What you will do: Reproduce the data below in full and exclude every picture.

Records from a data collection
** Begin **

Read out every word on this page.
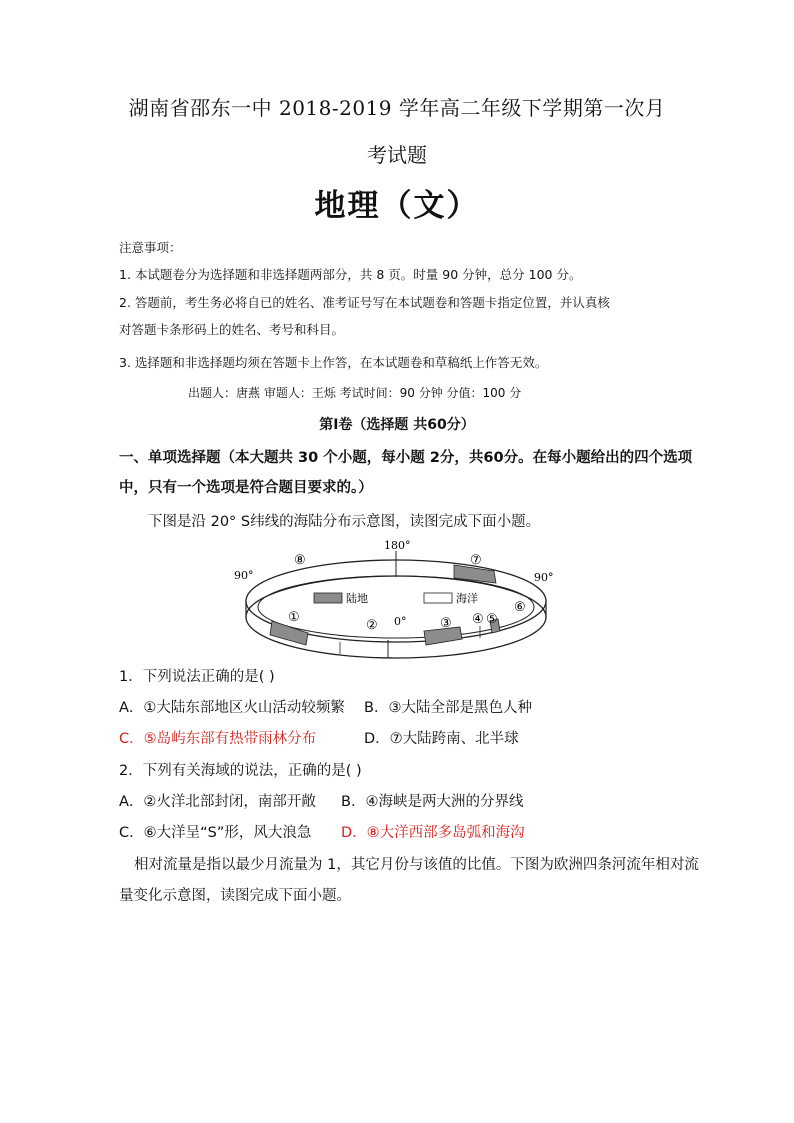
湖南省邵东一中 2018-2019 学年高二年级下学期第一次月
考试题
地理（文）
注意事项：
1. 本试题卷分为选择题和非选择题两部分，共 8 页。时量 90 分钟，总分 100 分。
2. 答题前，考生务必将自已的姓名、准考证号写在本试题卷和答题卡指定位置，并认真核
对答题卡条形码上的姓名、考号和科目。
3. 选择题和非选择题均须在答题卡上作答，在本试题卷和草稿纸上作答无效。
出题人：唐燕 审题人：王烁 考试时间：90 分钟 分值：100 分
第Ⅰ卷（选择题 共60分）
一、单项选择题（本大题共 30 个小题，每小题 2分，共60分。在每小题给出的四个选项
中，只有一个选项是符合题目要求的。）
下图是沿 20° S纬线的海陆分布示意图，读图完成下面小题。
陆地	海洋
180°
90°	90°
0°
⑧	⑦
①
②	③ ④ ⑤
⑥
1．下列说法正确的是( )
A．①大陆东部地区火山活动较频繁 B．③大陆全部是黑色人种
C．⑤岛屿东部有热带雨林分布	D．⑦大陆跨南、北半球
2．下列有关海域的说法，正确的是( )
A．②火洋北部封闭，南部开敞 B．④海峡是两大洲的分界线
C．⑥大洋呈“S”形，风大浪急 D．⑧大洋西部多岛弧和海沟
相对流量是指以最少月流量为 1，其它月份与该值的比值。下图为欧洲四条河流年相对流
量变化示意图，读图完成下面小题。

** End **

Output below:
Read out every word on this page.
湖南省邵东一中 2018-2019 学年高二年级下学期第一次月
考试题
地理（文）
注意事项：
1. 本试题卷分为选择题和非选择题两部分，共 8 页。时量 90 分钟，总分 100 分。
2. 答题前，考生务必将自已的姓名、准考证号写在本试题卷和答题卡指定位置，并认真核
对答题卡条形码上的姓名、考号和科目。
3. 选择题和非选择题均须在答题卡上作答，在本试题卷和草稿纸上作答无效。
出题人：唐燕 审题人：王烁 考试时间：90 分钟 分值：100 分
第Ⅰ卷（选择题 共60分）
一、单项选择题（本大题共 30 个小题，每小题 2分，共60分。在每小题给出的四个选项
中，只有一个选项是符合题目要求的。）
下图是沿 20° S纬线的海陆分布示意图，读图完成下面小题。
陆地	海洋
180°
90°	90°
0°
⑧	⑦
①
②	③ ④ ⑤
⑥
1．下列说法正确的是( )
A．①大陆东部地区火山活动较频繁 B．③大陆全部是黑色人种
C．⑤岛屿东部有热带雨林分布	D．⑦大陆跨南、北半球
2．下列有关海域的说法，正确的是( )
A．②火洋北部封闭，南部开敞 B．④海峡是两大洲的分界线
C．⑥大洋呈“S”形，风大浪急 D．⑧大洋西部多岛弧和海沟
相对流量是指以最少月流量为 1，其它月份与该值的比值。下图为欧洲四条河流年相对流
量变化示意图，读图完成下面小题。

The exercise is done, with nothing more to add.